Apesar de estar envolvida no
trabalho missionário/voluntário há mais de 20 anos, ainda encontro-me
aprendendo a respeito de nossos limites.
E se repito o discurso sobre
meus limites, é porque ainda se faz necessária tal repetição.
Ainda se ignora a humanidade
do missionário/voluntário.
Ainda ele é tido por super-herói,
inumano, mutante, feito única e exclusivamente para oferecer-se a si mesmo e o
que tem a outros, indiscriminadamente.
E eis que este ser se torna
incômodo quando pede ajuda voluntária e financeira para seu sustento, quando
faz campanhas, quando pede para si.
Porque pedir ajuda e mostrar
limitações descaracteriza este ser mutante, feito para servir e se desgastar.
Dizer ‘não’ é algo impensável em sua realidade, por isso assusta, e até
escandaliza.
E é por isso que tenho
encontrado, nesses anos todos de caminhada, vários missionários/voluntários que
me impedem de publicar suas fotos em um momento de alegria, descanso ou
diversão, com medo de perder seu sustento, seus apoiadores, qualquer ajuda
financeira.
Não, porque ao
missionário/voluntário não é permitido descansar, se divertir, muito menos às
custas dos outros. Seria um abuso.
Talvez seja por isso essa
constante incerteza e insegurança em que me encontro atualmente na vida.
Durante 11 meses no ano realizo um trabalho missionário/voluntário, sem
qualquer expectativa de retorno. Porém, quando tenho a oportunidade, não
escondo um momento de descanso, diversão, renovo de forças. Assim, somente
aqueles que de fato compreendem todas as implicações dessa vida de
missionário/voluntário é que se engajam em apoiar-me e ajudar em meu sustento.
E, por isso, posso dizer: são muito poucos os que compreendem.

*O que se pede:*
1: Responda às perguntas a seguir com base no texto:
(a) Há quanto tempo a pessoa que escreve está envolvida no trabalho missionário/voluntário?
(b) Durante quantos meses por ano ela realiza esse trabalho?
(c) O que leva vários missionários/voluntários a impedirem a publicação de suas fotos em momentos de alegria, descanso ou diversão?
2: Reproduza fielmente o trecho do texto compreendido entre "Apesar de estar" e "necessária tal repetição.", incluindo ambos os extremos.

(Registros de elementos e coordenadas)
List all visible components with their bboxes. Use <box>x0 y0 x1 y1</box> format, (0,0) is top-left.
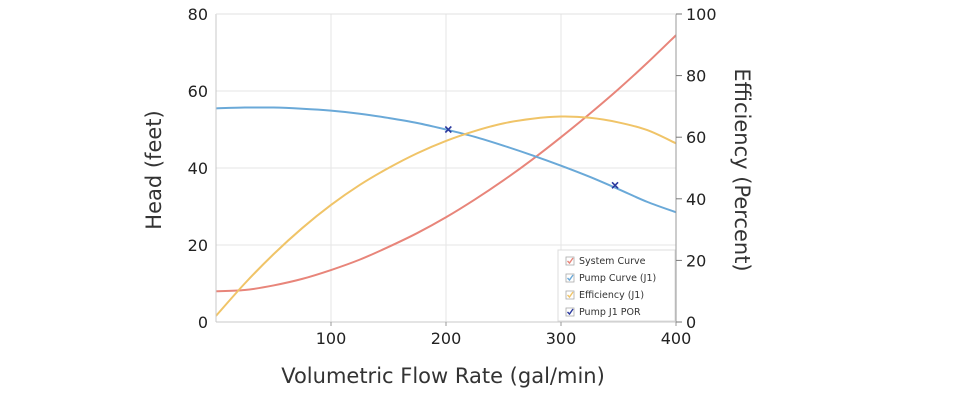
y-tick-label: 60 <box>188 82 208 101</box>
legend-swatch <box>565 307 575 317</box>
legend-swatch <box>565 273 575 283</box>
legend-item: Efficiency (J1) <box>565 290 644 301</box>
legend-check-icon <box>567 291 574 299</box>
series-group <box>216 34 676 317</box>
legend-check-icon <box>567 257 574 265</box>
legend-label: Pump J1 POR <box>579 307 641 318</box>
x-tick-label: 200 <box>431 329 462 348</box>
legend-label: Efficiency (J1) <box>579 290 644 301</box>
y-tick-label: 40 <box>188 159 208 178</box>
plot-frame <box>215 13 677 323</box>
y2-tick-label: 100 <box>686 5 717 24</box>
legend: System Curve Pump Curve (J1) Efficiency (J… <box>557 249 676 322</box>
pump-curve-j1-line <box>216 106 676 214</box>
system-curve-line <box>216 34 676 293</box>
legend-label: Pump Curve (J1) <box>579 273 656 284</box>
x-tick-label: 300 <box>546 329 577 348</box>
y2-tick-label: 80 <box>686 67 706 86</box>
legend-item: Pump Curve (J1) <box>565 273 656 284</box>
y-tick-label: 80 <box>188 5 208 24</box>
y-tick-label: 20 <box>188 236 208 255</box>
legend-swatch <box>565 256 575 266</box>
legend-swatch <box>565 290 575 300</box>
y2-tick-label: 0 <box>686 313 696 332</box>
point-stroke <box>611 181 619 189</box>
pump-j1-por-point <box>611 181 619 189</box>
legend-box <box>557 249 676 322</box>
x-tick-label: 100 <box>316 329 347 348</box>
y-tick-label: 0 <box>198 313 208 332</box>
legend-item: Pump J1 POR <box>565 307 641 318</box>
y2-tick-label: 60 <box>686 128 706 147</box>
y2-axis-title: Efficiency (Percent) <box>730 68 754 271</box>
pump-j1-por-point <box>444 125 452 134</box>
point-stroke <box>444 125 452 134</box>
legend-check-icon <box>567 274 574 282</box>
y2-tick-label: 20 <box>686 251 706 270</box>
y2-tick-label: 40 <box>686 190 706 209</box>
y-axis-title: Head (feet) <box>142 110 166 229</box>
legend-label: System Curve <box>579 256 646 267</box>
x-tick-label: 400 <box>661 329 692 348</box>
efficiency-j1-line <box>216 115 676 317</box>
legend-item: System Curve <box>565 256 646 267</box>
legend-check-icon <box>567 308 574 316</box>
x-axis-title: Volumetric Flow Rate (gal/min) <box>281 364 605 388</box>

*Respostas:*
1:
(a) Há mais de 20 anos.
(b) Durante 11 meses no ano.
(c) O medo de perder seu sustento, seus apoiadores e qualquer ajuda financeira.

2:
Apesar de estar envolvida no
trabalho missionário/voluntário há mais de 20 anos, ainda encontro-me
aprendendo a respeito de nossos limites.
E se repito o discurso sobre
meus limites, é porque ainda se faz necessária tal repetição.